## DOCUMENT EXCERPT
-- Begin --
BRIEF DESCRIPTION OF THE DRAWINGS

[0009] The foregoing summary of the invention, as well as the following detailed description of exemplary embodiments of the invention, is better understood when read in conjunction with the accompanying drawings, which are included by way of example, and not by way of limitation with regard to the claimed invention.

[0010] FIG.l is a block diagram illustrating a computing system in accordance with an embodiment of the invention.

[0011] FIG.2 is a block diagram illustrating a computing system in accordance with another embodiment of the invention.

[0012] FIG.3 illustrates a structure example of the complex network data. [0013] FIG.4 shows an embodiment of the block storage means storing the predefined set of sub-blocks.

[0014] FIG.5 is a flow chart of a BFS routine that is applicable in the graph search sub-block.

[0015] FIG.6 is a flow chart of the routine indicated by the centrality measure sub-block.

[0016] FIG.7 is a flow chart of a routine performed by the classification means.

[0017] FIG.8 shows a flow chart of method of identifying modular structure in a complex network in accordance with another embodiment of the invention.

DETAILED DESCRIPTION OF PREFERRED EMBODIMENTS

[0018] Reference will now be made in detail to embodiments, examples of which are in illustrated in the accompanying drawings. In the following detailed description, numerous specific details are set forth in order to provide a thorough understanding the present invention.
-- End --
## GIVEN INFORMATION
-- Begin --
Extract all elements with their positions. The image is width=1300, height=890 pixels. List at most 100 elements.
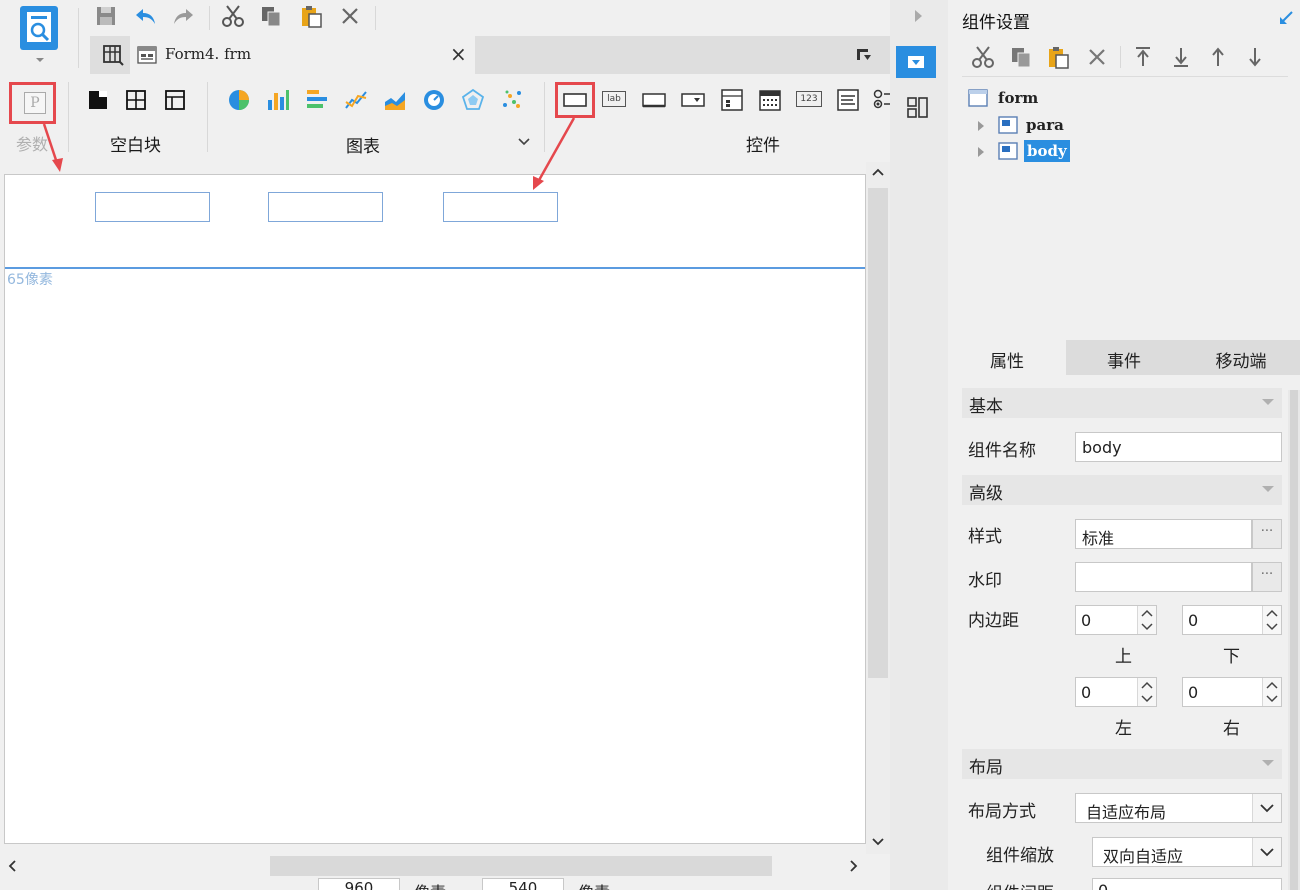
-- End --
## SET PROBLEM
In the patent excerpt, what does FIG.4 show?

## FINISHED ANSWER
An embodiment of the block storage means storing the predefined set of sub-blocks.